___ Given data ___

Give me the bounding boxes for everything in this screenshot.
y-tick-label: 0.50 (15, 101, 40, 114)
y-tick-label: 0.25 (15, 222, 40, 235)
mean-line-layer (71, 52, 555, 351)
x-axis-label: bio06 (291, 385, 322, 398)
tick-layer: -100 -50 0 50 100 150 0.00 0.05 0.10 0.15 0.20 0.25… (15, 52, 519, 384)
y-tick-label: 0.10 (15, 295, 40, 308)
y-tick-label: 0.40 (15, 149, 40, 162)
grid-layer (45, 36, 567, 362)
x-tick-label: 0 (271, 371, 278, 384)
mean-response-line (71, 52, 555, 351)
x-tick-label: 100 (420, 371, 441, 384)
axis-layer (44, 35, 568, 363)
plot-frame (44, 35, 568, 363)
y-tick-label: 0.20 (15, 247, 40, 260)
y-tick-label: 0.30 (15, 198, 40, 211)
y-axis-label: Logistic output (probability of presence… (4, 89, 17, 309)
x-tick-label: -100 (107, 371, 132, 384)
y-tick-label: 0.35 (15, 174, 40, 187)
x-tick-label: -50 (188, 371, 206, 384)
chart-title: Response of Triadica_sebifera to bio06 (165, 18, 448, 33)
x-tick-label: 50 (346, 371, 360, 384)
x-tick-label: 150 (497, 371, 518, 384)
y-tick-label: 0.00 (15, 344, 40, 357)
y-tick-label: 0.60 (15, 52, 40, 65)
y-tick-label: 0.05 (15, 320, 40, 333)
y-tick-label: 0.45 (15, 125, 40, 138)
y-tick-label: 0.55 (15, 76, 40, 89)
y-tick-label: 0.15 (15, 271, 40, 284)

___

[Goal]
Repeat every one of the lines above word for word, keeping each number and the original order unchanged.

[The answer]
Give me the bounding boxes for everything in this screenshot.
y-tick-label: 0.50 (15, 101, 40, 114)
y-tick-label: 0.25 (15, 222, 40, 235)
mean-line-layer (71, 52, 555, 351)
x-axis-label: bio06 (291, 385, 322, 398)
tick-layer: -100 -50 0 50 100 150 0.00 0.05 0.10 0.15 0.20 0.25… (15, 52, 519, 384)
y-tick-label: 0.10 (15, 295, 40, 308)
y-tick-label: 0.40 (15, 149, 40, 162)
grid-layer (45, 36, 567, 362)
x-tick-label: 0 (271, 371, 278, 384)
mean-response-line (71, 52, 555, 351)
x-tick-label: 100 (420, 371, 441, 384)
axis-layer (44, 35, 568, 363)
plot-frame (44, 35, 568, 363)
y-tick-label: 0.20 (15, 247, 40, 260)
y-tick-label: 0.30 (15, 198, 40, 211)
y-axis-label: Logistic output (probability of presence… (4, 89, 17, 309)
x-tick-label: -100 (107, 371, 132, 384)
y-tick-label: 0.35 (15, 174, 40, 187)
x-tick-label: -50 (188, 371, 206, 384)
chart-title: Response of Triadica_sebifera to bio06 (165, 18, 448, 33)
x-tick-label: 50 (346, 371, 360, 384)
x-tick-label: 150 (497, 371, 518, 384)
y-tick-label: 0.00 (15, 344, 40, 357)
y-tick-label: 0.60 (15, 52, 40, 65)
y-tick-label: 0.05 (15, 320, 40, 333)
y-tick-label: 0.45 (15, 125, 40, 138)
y-tick-label: 0.55 (15, 76, 40, 89)
y-tick-label: 0.15 (15, 271, 40, 284)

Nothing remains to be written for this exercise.